__Goal__. Determine how many lines include the string "image". Output that number only.

(Data items)
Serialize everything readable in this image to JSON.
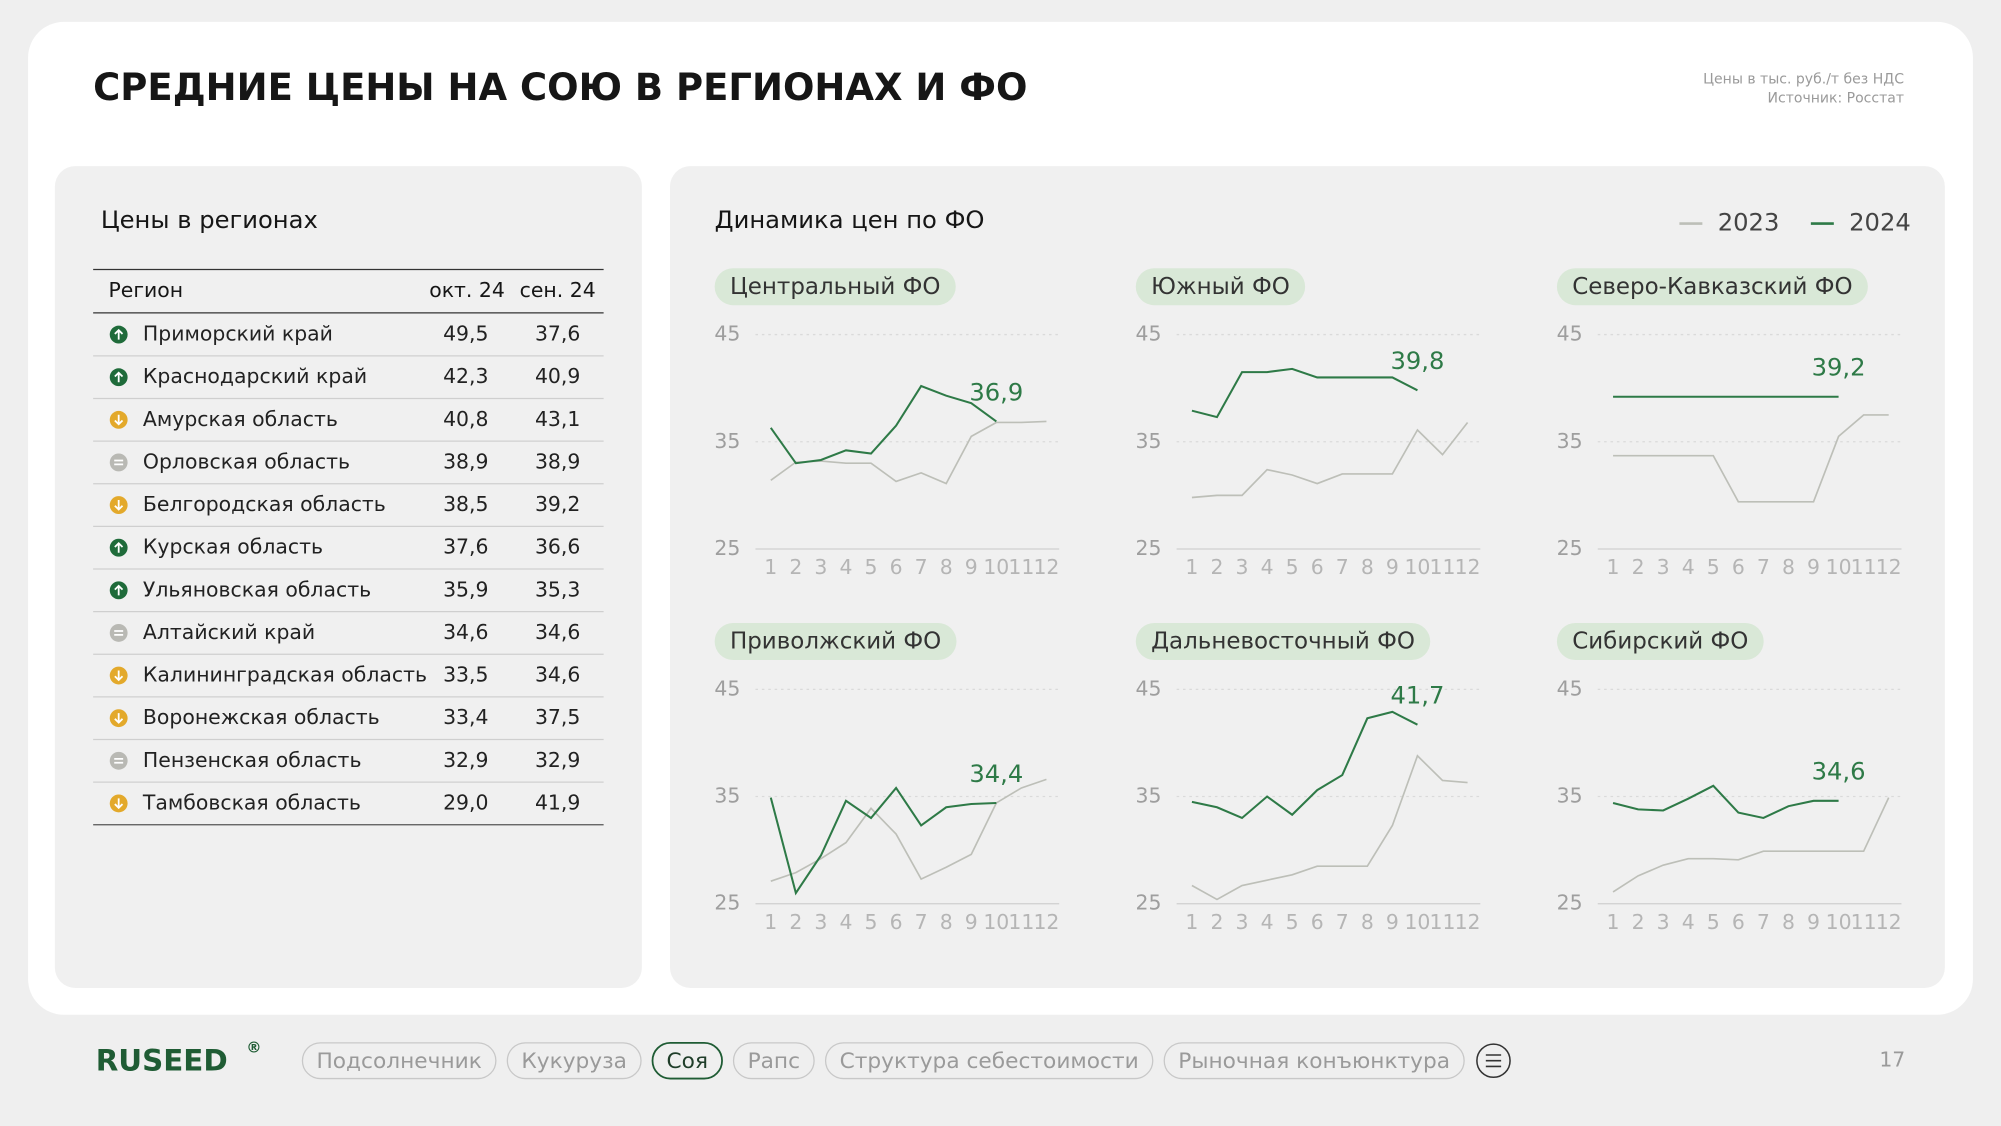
{
  "title": "СРЕДНИЕ ЦЕНЫ НА СОЮ В РЕГИОНАХ И ФО",
  "notes": [
    "Цены в тыс. руб./т без НДС",
    "Источник: Росстат"
  ],
  "table": {
    "title": "Цены в регионах",
    "header": [
      "Регион",
      "окт. 24",
      "сен. 24"
    ],
    "rows": [
      {
        "trend": "up",
        "cells": [
          "Приморский край",
          "49,5",
          "37,6"
        ]
      },
      {
        "trend": "up",
        "cells": [
          "Краснодарский край",
          "42,3",
          "40,9"
        ]
      },
      {
        "trend": "down",
        "cells": [
          "Амурская область",
          "40,8",
          "43,1"
        ]
      },
      {
        "trend": "flat",
        "cells": [
          "Орловская область",
          "38,9",
          "38,9"
        ]
      },
      {
        "trend": "down",
        "cells": [
          "Белгородская область",
          "38,5",
          "39,2"
        ]
      },
      {
        "trend": "up",
        "cells": [
          "Курская область",
          "37,6",
          "36,6"
        ]
      },
      {
        "trend": "up",
        "cells": [
          "Ульяновская область",
          "35,9",
          "35,3"
        ]
      },
      {
        "trend": "flat",
        "cells": [
          "Алтайский край",
          "34,6",
          "34,6"
        ]
      },
      {
        "trend": "down",
        "cells": [
          "Калининградская область",
          "33,5",
          "34,6"
        ]
      },
      {
        "trend": "down",
        "cells": [
          "Воронежская область",
          "33,4",
          "37,5"
        ]
      },
      {
        "trend": "flat",
        "cells": [
          "Пензенская область",
          "32,9",
          "32,9"
        ]
      },
      {
        "trend": "down",
        "cells": [
          "Тамбовская область",
          "29,0",
          "41,9"
        ]
      }
    ]
  },
  "charts_title": "Динамика цен по ФО",
  "chart_data": [
    {
      "type": "line",
      "title": "Центральный ФО",
      "x": [
        1,
        2,
        3,
        4,
        5,
        6,
        7,
        8,
        9,
        10,
        11,
        12
      ],
      "xlim": [
        1,
        12
      ],
      "xticks": [
        1,
        2,
        3,
        4,
        5,
        6,
        7,
        8,
        9,
        10,
        11,
        12
      ],
      "ylim": [
        25,
        45
      ],
      "yticks": [
        25,
        35,
        45
      ],
      "grid": true,
      "series": [
        {
          "name": "2023",
          "color": "#bdbfb8",
          "values": [
            31.4,
            33.1,
            33.2,
            33.0,
            33.0,
            31.3,
            32.1,
            31.1,
            35.5,
            36.8,
            36.8,
            36.9
          ]
        },
        {
          "name": "2024",
          "color": "#2e7a47",
          "values": [
            36.3,
            33.0,
            33.3,
            34.2,
            33.9,
            36.5,
            40.2,
            39.3,
            38.6,
            36.9,
            null,
            null
          ],
          "value_labels": [
            null,
            null,
            null,
            null,
            null,
            null,
            null,
            null,
            null,
            "36,9",
            null,
            null
          ]
        }
      ]
    },
    {
      "type": "line",
      "title": "Южный ФО",
      "x": [
        1,
        2,
        3,
        4,
        5,
        6,
        7,
        8,
        9,
        10,
        11,
        12
      ],
      "xlim": [
        1,
        12
      ],
      "xticks": [
        1,
        2,
        3,
        4,
        5,
        6,
        7,
        8,
        9,
        10,
        11,
        12
      ],
      "ylim": [
        25,
        45
      ],
      "yticks": [
        25,
        35,
        45
      ],
      "grid": true,
      "series": [
        {
          "name": "2023",
          "color": "#bdbfb8",
          "values": [
            29.8,
            30.0,
            30.0,
            32.4,
            31.9,
            31.1,
            32.0,
            32.0,
            32.0,
            36.1,
            33.8,
            36.8
          ]
        },
        {
          "name": "2024",
          "color": "#2e7a47",
          "values": [
            37.9,
            37.3,
            41.5,
            41.5,
            41.8,
            41.0,
            41.0,
            41.0,
            41.0,
            39.8,
            null,
            null
          ],
          "value_labels": [
            null,
            null,
            null,
            null,
            null,
            null,
            null,
            null,
            null,
            "39,8",
            null,
            null
          ]
        }
      ]
    },
    {
      "type": "line",
      "title": "Северо-Кавказский ФО",
      "x": [
        1,
        2,
        3,
        4,
        5,
        6,
        7,
        8,
        9,
        10,
        11,
        12
      ],
      "xlim": [
        1,
        12
      ],
      "xticks": [
        1,
        2,
        3,
        4,
        5,
        6,
        7,
        8,
        9,
        10,
        11,
        12
      ],
      "ylim": [
        25,
        45
      ],
      "yticks": [
        25,
        35,
        45
      ],
      "grid": true,
      "series": [
        {
          "name": "2023",
          "color": "#bdbfb8",
          "values": [
            33.7,
            33.7,
            33.7,
            33.7,
            33.7,
            29.4,
            29.4,
            29.4,
            29.4,
            35.5,
            37.5,
            37.5
          ]
        },
        {
          "name": "2024",
          "color": "#2e7a47",
          "values": [
            39.2,
            39.2,
            39.2,
            39.2,
            39.2,
            39.2,
            39.2,
            39.2,
            39.2,
            39.2,
            null,
            null
          ],
          "value_labels": [
            null,
            null,
            null,
            null,
            null,
            null,
            null,
            null,
            null,
            "39,2",
            null,
            null
          ]
        }
      ]
    },
    {
      "type": "line",
      "title": "Приволжский ФО",
      "x": [
        1,
        2,
        3,
        4,
        5,
        6,
        7,
        8,
        9,
        10,
        11,
        12
      ],
      "xlim": [
        1,
        12
      ],
      "xticks": [
        1,
        2,
        3,
        4,
        5,
        6,
        7,
        8,
        9,
        10,
        11,
        12
      ],
      "ylim": [
        25,
        45
      ],
      "yticks": [
        25,
        35,
        45
      ],
      "grid": true,
      "series": [
        {
          "name": "2023",
          "color": "#bdbfb8",
          "values": [
            27.1,
            27.9,
            29.2,
            30.7,
            33.9,
            31.5,
            27.3,
            28.4,
            29.6,
            34.4,
            35.8,
            36.6
          ]
        },
        {
          "name": "2024",
          "color": "#2e7a47",
          "values": [
            34.9,
            26.0,
            29.5,
            34.6,
            33.0,
            35.8,
            32.3,
            34.0,
            34.3,
            34.4,
            null,
            null
          ],
          "value_labels": [
            null,
            null,
            null,
            null,
            null,
            null,
            null,
            null,
            null,
            "34,4",
            null,
            null
          ]
        }
      ]
    },
    {
      "type": "line",
      "title": "Дальневосточный ФО",
      "x": [
        1,
        2,
        3,
        4,
        5,
        6,
        7,
        8,
        9,
        10,
        11,
        12
      ],
      "xlim": [
        1,
        12
      ],
      "xticks": [
        1,
        2,
        3,
        4,
        5,
        6,
        7,
        8,
        9,
        10,
        11,
        12
      ],
      "ylim": [
        25,
        45
      ],
      "yticks": [
        25,
        35,
        45
      ],
      "grid": true,
      "series": [
        {
          "name": "2023",
          "color": "#bdbfb8",
          "values": [
            26.7,
            25.4,
            26.7,
            27.2,
            27.7,
            28.5,
            28.5,
            28.5,
            32.3,
            38.8,
            36.5,
            36.3
          ]
        },
        {
          "name": "2024",
          "color": "#2e7a47",
          "values": [
            34.5,
            34.0,
            33.0,
            35.0,
            33.3,
            35.6,
            37.0,
            42.3,
            42.9,
            41.7,
            null,
            null
          ],
          "value_labels": [
            null,
            null,
            null,
            null,
            null,
            null,
            null,
            null,
            null,
            "41,7",
            null,
            null
          ]
        }
      ]
    },
    {
      "type": "line",
      "title": "Сибирский ФО",
      "x": [
        1,
        2,
        3,
        4,
        5,
        6,
        7,
        8,
        9,
        10,
        11,
        12
      ],
      "xlim": [
        1,
        12
      ],
      "xticks": [
        1,
        2,
        3,
        4,
        5,
        6,
        7,
        8,
        9,
        10,
        11,
        12
      ],
      "ylim": [
        25,
        45
      ],
      "yticks": [
        25,
        35,
        45
      ],
      "grid": true,
      "series": [
        {
          "name": "2023",
          "color": "#bdbfb8",
          "values": [
            26.1,
            27.6,
            28.6,
            29.2,
            29.2,
            29.1,
            29.9,
            29.9,
            29.9,
            29.9,
            29.9,
            34.9
          ]
        },
        {
          "name": "2024",
          "color": "#2e7a47",
          "values": [
            34.4,
            33.8,
            33.7,
            34.8,
            36.0,
            33.5,
            33.0,
            34.1,
            34.6,
            34.6,
            null,
            null
          ],
          "value_labels": [
            null,
            null,
            null,
            null,
            null,
            null,
            null,
            null,
            null,
            "34,6",
            null,
            null
          ]
        }
      ]
    }
  ],
  "logo": "RUSEED",
  "logo_mark": "®",
  "nav": {
    "items": [
      "Подсолнечник",
      "Кукуруза",
      "Соя",
      "Рапс",
      "Структура себестоимости",
      "Рыночная конъюнктура"
    ],
    "active": "Соя"
  },
  "page_number": "17"
}
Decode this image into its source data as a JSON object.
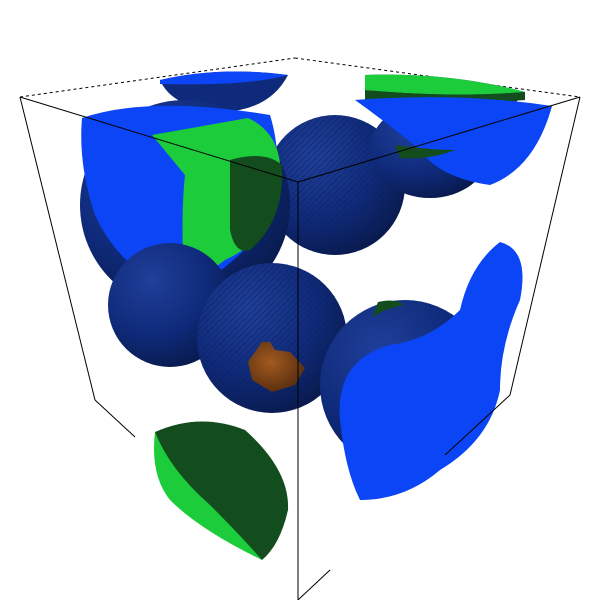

__Correct result__. 2